Saved entries
--- start ---
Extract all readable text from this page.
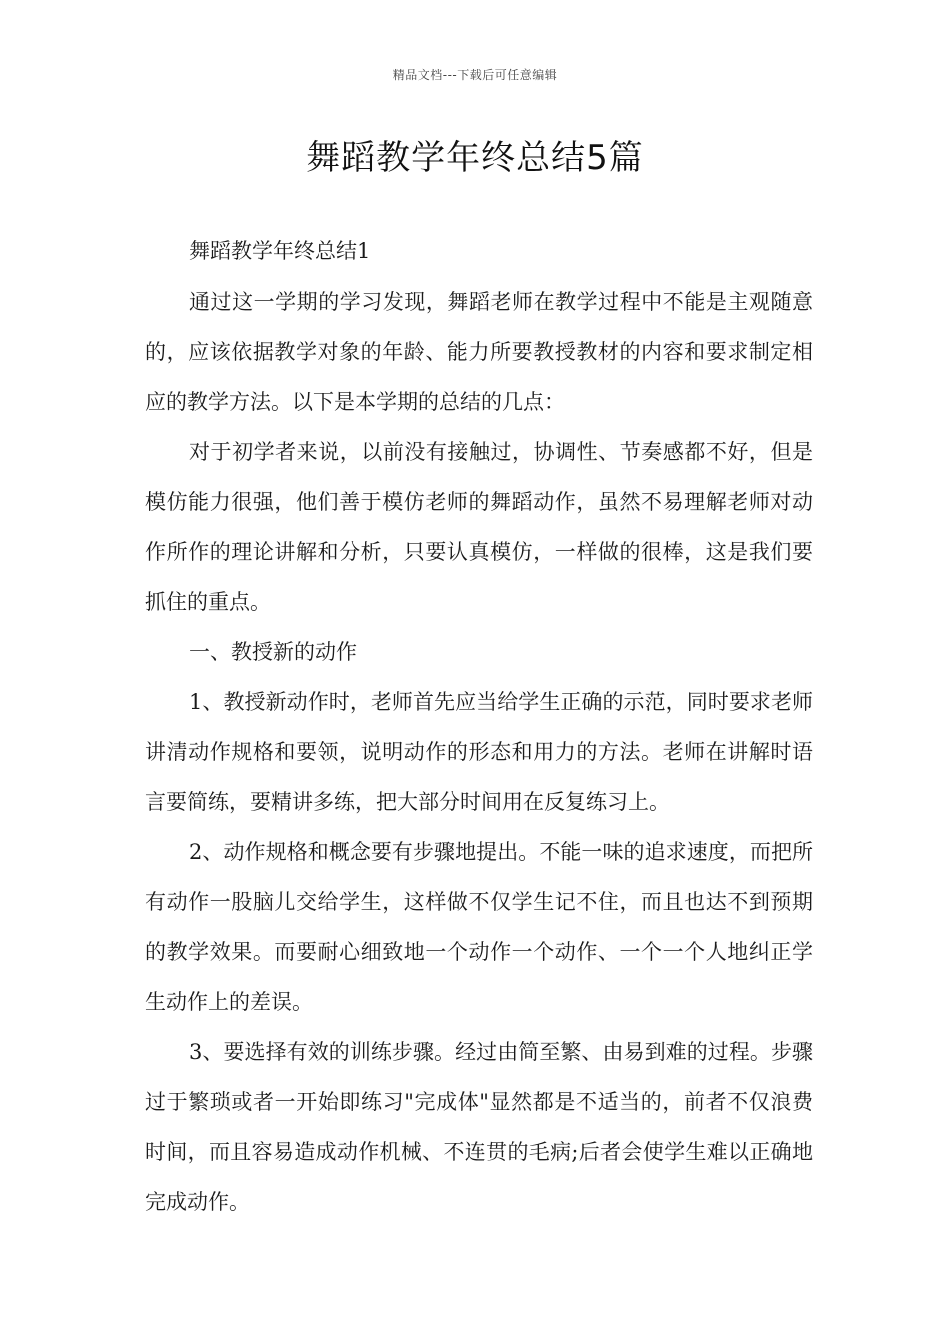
精品文档---下载后可任意编辑
舞蹈教学年终总结5篇

舞蹈教学年终总结1

通过这一学期的学习发现，舞蹈老师在教学过程中不能是主观随意的，应该依据教学对象的年龄、能力所要教授教材的内容和要求制定相应的教学方法。以下是本学期的总结的几点：

对于初学者来说，以前没有接触过，协调性、节奏感都不好，但是模仿能力很强，他们善于模仿老师的舞蹈动作，虽然不易理解老师对动作所作的理论讲解和分析，只要认真模仿，一样做的很棒，这是我们要抓住的重点。

一、教授新的动作

1、教授新动作时，老师首先应当给学生正确的示范，同时要求老师讲清动作规格和要领，说明动作的形态和用力的方法。老师在讲解时语言要简练，要精讲多练，把大部分时间用在反复练习上。

2、动作规格和概念要有步骤地提出。不能一味的追求速度，而把所有动作一股脑儿交给学生，这样做不仅学生记不住，而且也达不到预期的教学效果。而要耐心细致地一个动作一个动作、一个一个人地纠正学生动作上的差误。

3、要选择有效的训练步骤。经过由简至繁、由易到难的过程。步骤过于繁琐或者一开始即练习"完成体"显然都是不适当的，前者不仅浪费时间，而且容易造成动作机械、不连贯的毛病;后者会使学生难以正确地完成动作。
--- end ---
**WHAT YOU WILL DO:** Omitting all images, retype each line of the records precisely.

**REPLY TO THE EXERCISE:**
Extract all readable text from this page.
精品文档---下载后可任意编辑
舞蹈教学年终总结5篇

舞蹈教学年终总结1

通过这一学期的学习发现，舞蹈老师在教学过程中不能是主观随意的，应该依据教学对象的年龄、能力所要教授教材的内容和要求制定相应的教学方法。以下是本学期的总结的几点：

对于初学者来说，以前没有接触过，协调性、节奏感都不好，但是模仿能力很强，他们善于模仿老师的舞蹈动作，虽然不易理解老师对动作所作的理论讲解和分析，只要认真模仿，一样做的很棒，这是我们要抓住的重点。

一、教授新的动作

1、教授新动作时，老师首先应当给学生正确的示范，同时要求老师讲清动作规格和要领，说明动作的形态和用力的方法。老师在讲解时语言要简练，要精讲多练，把大部分时间用在反复练习上。

2、动作规格和概念要有步骤地提出。不能一味的追求速度，而把所有动作一股脑儿交给学生，这样做不仅学生记不住，而且也达不到预期的教学效果。而要耐心细致地一个动作一个动作、一个一个人地纠正学生动作上的差误。

3、要选择有效的训练步骤。经过由简至繁、由易到难的过程。步骤过于繁琐或者一开始即练习"完成体"显然都是不适当的，前者不仅浪费时间，而且容易造成动作机械、不连贯的毛病;后者会使学生难以正确地完成动作。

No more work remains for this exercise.